◆ DO THIS: Which lines in the records below contain the word "data"? Copy each one out.

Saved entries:
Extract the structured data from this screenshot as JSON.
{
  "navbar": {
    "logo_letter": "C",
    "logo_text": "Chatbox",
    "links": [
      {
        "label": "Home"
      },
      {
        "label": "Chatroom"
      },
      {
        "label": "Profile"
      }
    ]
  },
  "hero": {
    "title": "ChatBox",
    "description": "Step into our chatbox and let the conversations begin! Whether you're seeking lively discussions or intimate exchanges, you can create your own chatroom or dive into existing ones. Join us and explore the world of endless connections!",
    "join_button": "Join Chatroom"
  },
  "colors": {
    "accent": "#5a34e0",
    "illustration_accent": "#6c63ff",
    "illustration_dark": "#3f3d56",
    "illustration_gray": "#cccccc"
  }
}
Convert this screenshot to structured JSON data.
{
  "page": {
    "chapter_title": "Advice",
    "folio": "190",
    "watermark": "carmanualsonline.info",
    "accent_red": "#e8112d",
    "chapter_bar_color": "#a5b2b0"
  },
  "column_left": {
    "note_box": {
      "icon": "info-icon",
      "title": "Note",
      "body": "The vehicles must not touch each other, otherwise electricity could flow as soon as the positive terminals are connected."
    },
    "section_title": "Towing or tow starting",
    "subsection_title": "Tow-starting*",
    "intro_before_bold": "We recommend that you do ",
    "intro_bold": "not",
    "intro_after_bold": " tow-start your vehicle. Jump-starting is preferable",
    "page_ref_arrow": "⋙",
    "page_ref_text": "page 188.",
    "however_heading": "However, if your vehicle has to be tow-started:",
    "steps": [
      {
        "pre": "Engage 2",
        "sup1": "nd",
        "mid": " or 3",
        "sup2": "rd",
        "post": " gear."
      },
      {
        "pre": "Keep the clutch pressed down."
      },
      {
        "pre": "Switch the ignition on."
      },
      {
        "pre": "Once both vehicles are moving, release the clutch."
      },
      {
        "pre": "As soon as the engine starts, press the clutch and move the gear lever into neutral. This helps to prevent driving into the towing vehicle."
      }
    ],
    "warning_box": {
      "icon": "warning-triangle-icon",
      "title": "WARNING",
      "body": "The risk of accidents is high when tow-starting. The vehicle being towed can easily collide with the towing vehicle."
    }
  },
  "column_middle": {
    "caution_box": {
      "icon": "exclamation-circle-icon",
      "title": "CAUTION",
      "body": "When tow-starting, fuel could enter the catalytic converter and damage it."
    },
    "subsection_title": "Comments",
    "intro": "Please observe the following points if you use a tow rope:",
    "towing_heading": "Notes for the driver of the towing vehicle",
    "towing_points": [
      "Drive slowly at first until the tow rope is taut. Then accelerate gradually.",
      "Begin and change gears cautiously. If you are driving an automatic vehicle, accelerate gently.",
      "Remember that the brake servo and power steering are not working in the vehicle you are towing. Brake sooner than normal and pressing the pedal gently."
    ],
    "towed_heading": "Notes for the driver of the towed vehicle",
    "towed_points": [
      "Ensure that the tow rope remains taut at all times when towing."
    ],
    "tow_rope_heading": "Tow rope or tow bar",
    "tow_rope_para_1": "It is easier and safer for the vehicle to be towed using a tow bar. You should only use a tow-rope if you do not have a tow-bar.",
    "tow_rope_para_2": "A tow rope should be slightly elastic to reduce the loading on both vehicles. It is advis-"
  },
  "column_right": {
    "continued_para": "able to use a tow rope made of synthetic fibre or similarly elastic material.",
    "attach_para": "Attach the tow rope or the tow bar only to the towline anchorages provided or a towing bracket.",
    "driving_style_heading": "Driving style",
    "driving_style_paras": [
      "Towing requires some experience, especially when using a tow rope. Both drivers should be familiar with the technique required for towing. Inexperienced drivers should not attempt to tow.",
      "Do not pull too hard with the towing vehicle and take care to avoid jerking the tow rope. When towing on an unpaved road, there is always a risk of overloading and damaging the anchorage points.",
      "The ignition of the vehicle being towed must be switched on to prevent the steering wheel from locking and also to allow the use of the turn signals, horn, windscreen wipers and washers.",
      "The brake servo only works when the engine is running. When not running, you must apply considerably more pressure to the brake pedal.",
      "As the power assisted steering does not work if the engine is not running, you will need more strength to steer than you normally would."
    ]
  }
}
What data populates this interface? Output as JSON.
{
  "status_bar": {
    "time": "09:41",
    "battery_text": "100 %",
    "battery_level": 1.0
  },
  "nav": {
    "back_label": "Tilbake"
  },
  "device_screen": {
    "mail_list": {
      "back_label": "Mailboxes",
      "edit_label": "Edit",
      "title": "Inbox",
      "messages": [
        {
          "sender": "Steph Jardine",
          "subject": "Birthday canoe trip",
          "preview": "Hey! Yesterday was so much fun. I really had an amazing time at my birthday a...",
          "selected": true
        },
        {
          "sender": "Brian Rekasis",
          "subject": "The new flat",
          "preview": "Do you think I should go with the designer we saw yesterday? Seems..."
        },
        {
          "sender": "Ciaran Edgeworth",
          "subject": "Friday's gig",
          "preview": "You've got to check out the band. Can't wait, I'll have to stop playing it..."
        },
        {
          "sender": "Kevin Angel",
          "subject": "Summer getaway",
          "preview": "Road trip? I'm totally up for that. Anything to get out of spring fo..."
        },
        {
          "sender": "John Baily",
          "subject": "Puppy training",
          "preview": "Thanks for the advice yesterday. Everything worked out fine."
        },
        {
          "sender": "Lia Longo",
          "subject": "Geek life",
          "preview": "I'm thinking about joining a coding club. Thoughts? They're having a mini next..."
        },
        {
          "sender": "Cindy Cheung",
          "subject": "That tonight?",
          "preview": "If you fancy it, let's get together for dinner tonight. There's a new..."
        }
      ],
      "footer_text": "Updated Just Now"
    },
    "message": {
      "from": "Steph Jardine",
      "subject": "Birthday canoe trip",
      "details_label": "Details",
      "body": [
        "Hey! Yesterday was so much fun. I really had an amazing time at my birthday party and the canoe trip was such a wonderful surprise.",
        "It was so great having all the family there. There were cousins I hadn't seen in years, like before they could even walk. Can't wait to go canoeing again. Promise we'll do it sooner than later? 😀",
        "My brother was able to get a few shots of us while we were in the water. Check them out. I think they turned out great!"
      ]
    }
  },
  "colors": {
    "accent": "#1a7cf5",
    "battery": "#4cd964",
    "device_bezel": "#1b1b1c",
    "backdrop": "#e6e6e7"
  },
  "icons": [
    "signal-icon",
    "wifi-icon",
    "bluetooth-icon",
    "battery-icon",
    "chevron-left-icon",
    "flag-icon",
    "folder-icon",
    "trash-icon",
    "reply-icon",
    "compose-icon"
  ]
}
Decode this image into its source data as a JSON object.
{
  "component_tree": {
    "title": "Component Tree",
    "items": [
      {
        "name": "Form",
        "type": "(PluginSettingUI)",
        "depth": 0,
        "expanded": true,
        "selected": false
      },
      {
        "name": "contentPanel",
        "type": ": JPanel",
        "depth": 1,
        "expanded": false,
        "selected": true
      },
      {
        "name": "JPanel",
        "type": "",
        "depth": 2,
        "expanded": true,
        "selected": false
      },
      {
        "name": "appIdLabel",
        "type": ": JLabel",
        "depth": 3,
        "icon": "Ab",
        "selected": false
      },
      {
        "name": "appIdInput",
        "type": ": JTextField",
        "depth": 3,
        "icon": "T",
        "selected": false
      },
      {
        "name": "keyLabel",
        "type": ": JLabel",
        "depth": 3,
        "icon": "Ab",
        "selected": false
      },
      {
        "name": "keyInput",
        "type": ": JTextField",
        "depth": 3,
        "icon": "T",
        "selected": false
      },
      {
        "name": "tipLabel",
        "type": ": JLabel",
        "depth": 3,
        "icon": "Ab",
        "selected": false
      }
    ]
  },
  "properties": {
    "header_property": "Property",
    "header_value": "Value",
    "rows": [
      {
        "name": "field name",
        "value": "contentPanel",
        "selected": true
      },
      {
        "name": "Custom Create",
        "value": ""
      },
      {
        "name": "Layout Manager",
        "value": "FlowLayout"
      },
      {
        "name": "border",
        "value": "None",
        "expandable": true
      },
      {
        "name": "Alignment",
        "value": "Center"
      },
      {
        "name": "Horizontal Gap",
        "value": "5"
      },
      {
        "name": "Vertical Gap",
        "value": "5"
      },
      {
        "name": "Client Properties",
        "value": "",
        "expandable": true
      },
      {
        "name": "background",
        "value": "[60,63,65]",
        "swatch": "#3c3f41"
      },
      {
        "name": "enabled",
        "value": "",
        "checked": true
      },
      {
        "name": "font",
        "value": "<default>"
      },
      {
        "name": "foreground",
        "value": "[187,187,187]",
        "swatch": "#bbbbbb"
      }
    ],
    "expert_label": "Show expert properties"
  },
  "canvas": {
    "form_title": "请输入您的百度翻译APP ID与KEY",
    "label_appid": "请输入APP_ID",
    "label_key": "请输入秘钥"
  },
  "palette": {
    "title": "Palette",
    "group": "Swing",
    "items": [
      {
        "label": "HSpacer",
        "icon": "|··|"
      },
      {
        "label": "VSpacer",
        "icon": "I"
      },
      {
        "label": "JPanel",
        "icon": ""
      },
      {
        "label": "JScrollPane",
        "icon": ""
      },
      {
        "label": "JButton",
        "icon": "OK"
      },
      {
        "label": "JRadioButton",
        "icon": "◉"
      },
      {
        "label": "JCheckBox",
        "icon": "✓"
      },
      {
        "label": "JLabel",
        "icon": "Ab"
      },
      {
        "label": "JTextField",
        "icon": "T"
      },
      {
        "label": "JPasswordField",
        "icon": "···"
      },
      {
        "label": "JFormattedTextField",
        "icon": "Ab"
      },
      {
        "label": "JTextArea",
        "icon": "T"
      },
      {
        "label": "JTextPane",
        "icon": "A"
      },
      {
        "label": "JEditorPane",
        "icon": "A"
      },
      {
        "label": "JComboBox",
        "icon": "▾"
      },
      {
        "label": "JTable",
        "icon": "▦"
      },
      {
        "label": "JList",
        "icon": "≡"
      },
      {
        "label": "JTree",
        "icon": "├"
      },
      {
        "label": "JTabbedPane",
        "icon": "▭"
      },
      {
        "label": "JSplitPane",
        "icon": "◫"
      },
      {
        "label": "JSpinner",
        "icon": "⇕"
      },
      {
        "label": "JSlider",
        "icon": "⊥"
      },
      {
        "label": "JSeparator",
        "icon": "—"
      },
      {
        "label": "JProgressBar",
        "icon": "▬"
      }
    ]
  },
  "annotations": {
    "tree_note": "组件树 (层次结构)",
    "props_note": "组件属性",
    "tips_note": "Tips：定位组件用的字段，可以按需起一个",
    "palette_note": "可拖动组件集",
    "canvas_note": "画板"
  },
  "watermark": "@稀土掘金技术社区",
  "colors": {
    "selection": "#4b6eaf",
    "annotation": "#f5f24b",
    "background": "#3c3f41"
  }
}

◆ RIGHT ANSWER:
Extract the structured data from this screenshot as JSON.
Convert this screenshot to structured JSON data.
What data populates this interface? Output as JSON.
Decode this image into its source data as a JSON object.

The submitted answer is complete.